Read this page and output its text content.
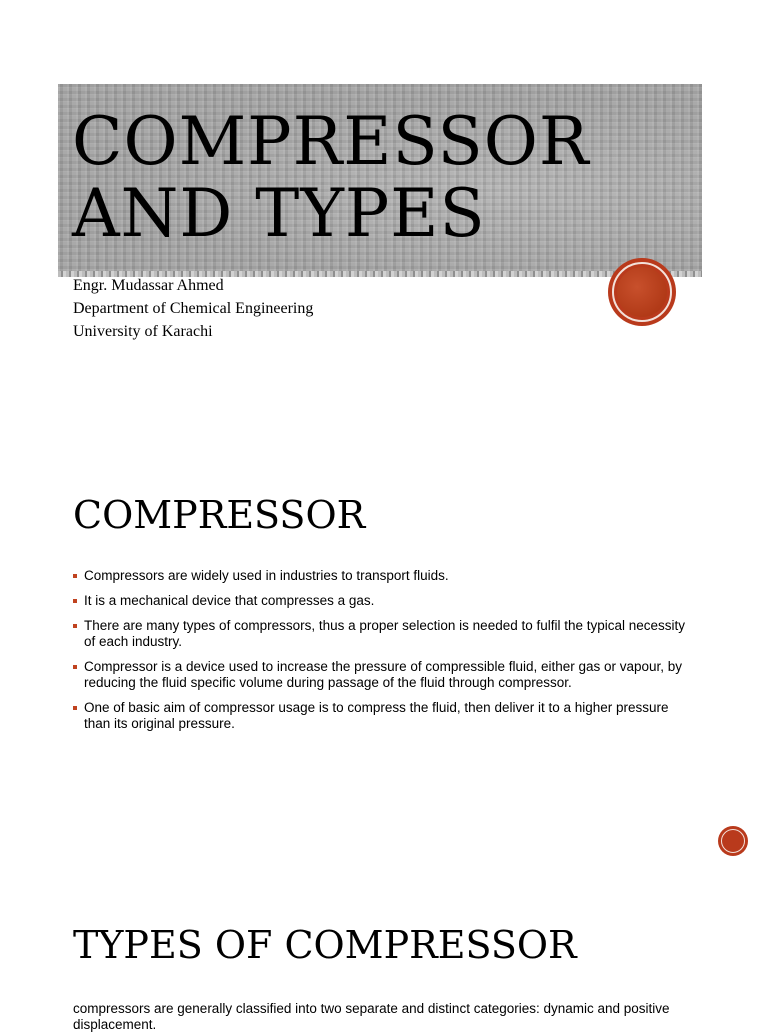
COMPRESSOR
AND TYPES
Engr. Mudassar Ahmed
Department of Chemical Engineering
University of Karachi
COMPRESSOR
Compressors are widely used in industries to transport fluids.
It is a mechanical device that compresses a gas.
There are many types of compressors, thus a proper selection is needed to fulfil the typical necessity of each industry.
Compressor is a device used to increase the pressure of compressible fluid, either gas or vapour, by reducing the fluid specific volume during passage of the fluid through compressor.
One of basic aim of compressor usage is to compress the fluid, then deliver it to a higher pressure than its original pressure.
TYPES OF COMPRESSOR
compressors are generally classified into two separate and distinct categories: dynamic and positive displacement.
--
■ Directive: Omit pictures; set down the rest of the material word for word.

■ Expected answer:
Read this page and output its text content.
COMPRESSOR
AND TYPES
Engr. Mudassar Ahmed
Department of Chemical Engineering
University of Karachi
COMPRESSOR
Compressors are widely used in industries to transport fluids.
It is a mechanical device that compresses a gas.
There are many types of compressors, thus a proper selection is needed to fulfil the typical necessity of each industry.
Compressor is a device used to increase the pressure of compressible fluid, either gas or vapour, by reducing the fluid specific volume during passage of the fluid through compressor.
One of basic aim of compressor usage is to compress the fluid, then deliver it to a higher pressure than its original pressure.
TYPES OF COMPRESSOR
compressors are generally classified into two separate and distinct categories: dynamic and positive displacement.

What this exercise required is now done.